§ **WRITTEN TASK**:
Output the material below unchanged, apart from leaving out the pictures.

****

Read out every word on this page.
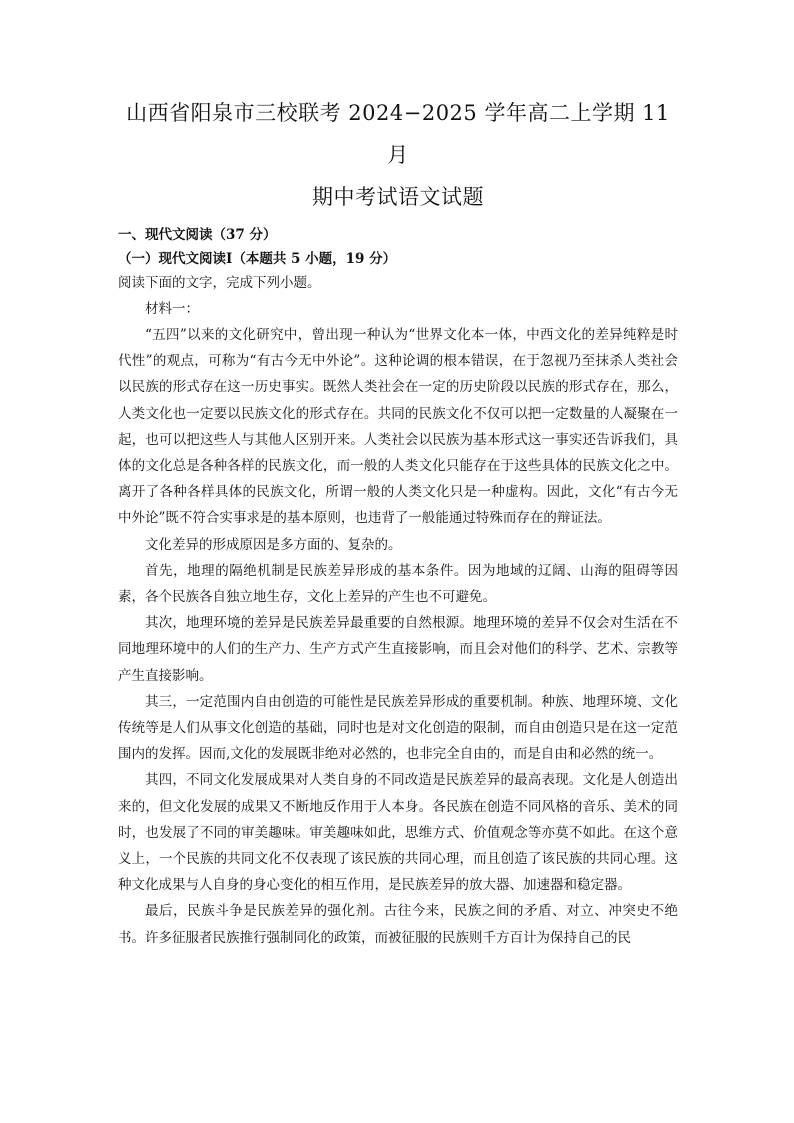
山西省阳泉市三校联考 2024−2025 学年高二上学期 11 月
期中考试语文试题

一、现代文阅读（37 分）

（一）现代文阅读Ⅰ（本题共 5 小题，19 分）

阅读下面的文字，完成下列小题。

材料一：

“五四”以来的文化研究中，曾出现一种认为“世界文化本一体，中西文化的差异纯粹是时代性”的观点，可称为“有古今无中外论”。这种论调的根本错误，在于忽视乃至抹杀人类社会以民族的形式存在这一历史事实。既然人类社会在一定的历史阶段以民族的形式存在，那么，人类文化也一定要以民族文化的形式存在。共同的民族文化不仅可以把一定数量的人凝聚在一起，也可以把这些人与其他人区别开来。人类社会以民族为基本形式这一事实还告诉我们，具体的文化总是各种各样的民族文化，而一般的人类文化只能存在于这些具体的民族文化之中。离开了各种各样具体的民族文化，所谓一般的人类文化只是一种虚构。因此，文化“有古今无中外论”既不符合实事求是的基本原则，也违背了一般能通过特殊而存在的辩证法。

文化差异的形成原因是多方面的、复杂的。

首先，地理的隔绝机制是民族差异形成的基本条件。因为地域的辽阔、山海的阻碍等因素，各个民族各自独立地生存，文化上差异的产生也不可避免。

其次，地理环境的差异是民族差异最重要的自然根源。地理环境的差异不仅会对生活在不同地理环境中的人们的生产力、生产方式产生直接影响，而且会对他们的科学、艺术、宗教等产生直接影响。

其三，一定范围内自由创造的可能性是民族差异形成的重要机制。种族、地理环境、文化传统等是人们从事文化创造的基础，同时也是对文化创造的限制，而自由创造只是在这一定范围内的发挥。因而,文化的发展既非绝对必然的，也非完全自由的，而是自由和必然的统一。

其四，不同文化发展成果对人类自身的不同改造是民族差异的最高表现。文化是人创造出来的，但文化发展的成果又不断地反作用于人本身。各民族在创造不同风格的音乐、美术的同时，也发展了不同的审美趣味。审美趣味如此，思维方式、价值观念等亦莫不如此。在这个意义上，一个民族的共同文化不仅表现了该民族的共同心理，而且创造了该民族的共同心理。这种文化成果与人自身的身心变化的相互作用，是民族差异的放大器、加速器和稳定器。

最后，民族斗争是民族差异的强化剂。古往今来，民族之间的矛盾、对立、冲突史不绝书。许多征服者民族推行强制同化的政策，而被征服的民族则千方百计为保持自己的民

****

§ **RESPONSE**:
Read out every word on this page.
山西省阳泉市三校联考 2024−2025 学年高二上学期 11 月
期中考试语文试题

一、现代文阅读（37 分）

（一）现代文阅读Ⅰ（本题共 5 小题，19 分）

阅读下面的文字，完成下列小题。

材料一：

“五四”以来的文化研究中，曾出现一种认为“世界文化本一体，中西文化的差异纯粹是时代性”的观点，可称为“有古今无中外论”。这种论调的根本错误，在于忽视乃至抹杀人类社会以民族的形式存在这一历史事实。既然人类社会在一定的历史阶段以民族的形式存在，那么，人类文化也一定要以民族文化的形式存在。共同的民族文化不仅可以把一定数量的人凝聚在一起，也可以把这些人与其他人区别开来。人类社会以民族为基本形式这一事实还告诉我们，具体的文化总是各种各样的民族文化，而一般的人类文化只能存在于这些具体的民族文化之中。离开了各种各样具体的民族文化，所谓一般的人类文化只是一种虚构。因此，文化“有古今无中外论”既不符合实事求是的基本原则，也违背了一般能通过特殊而存在的辩证法。

文化差异的形成原因是多方面的、复杂的。

首先，地理的隔绝机制是民族差异形成的基本条件。因为地域的辽阔、山海的阻碍等因素，各个民族各自独立地生存，文化上差异的产生也不可避免。

其次，地理环境的差异是民族差异最重要的自然根源。地理环境的差异不仅会对生活在不同地理环境中的人们的生产力、生产方式产生直接影响，而且会对他们的科学、艺术、宗教等产生直接影响。

其三，一定范围内自由创造的可能性是民族差异形成的重要机制。种族、地理环境、文化传统等是人们从事文化创造的基础，同时也是对文化创造的限制，而自由创造只是在这一定范围内的发挥。因而,文化的发展既非绝对必然的，也非完全自由的，而是自由和必然的统一。

其四，不同文化发展成果对人类自身的不同改造是民族差异的最高表现。文化是人创造出来的，但文化发展的成果又不断地反作用于人本身。各民族在创造不同风格的音乐、美术的同时，也发展了不同的审美趣味。审美趣味如此，思维方式、价值观念等亦莫不如此。在这个意义上，一个民族的共同文化不仅表现了该民族的共同心理，而且创造了该民族的共同心理。这种文化成果与人自身的身心变化的相互作用，是民族差异的放大器、加速器和稳定器。

最后，民族斗争是民族差异的强化剂。古往今来，民族之间的矛盾、对立、冲突史不绝书。许多征服者民族推行强制同化的政策，而被征服的民族则千方百计为保持自己的民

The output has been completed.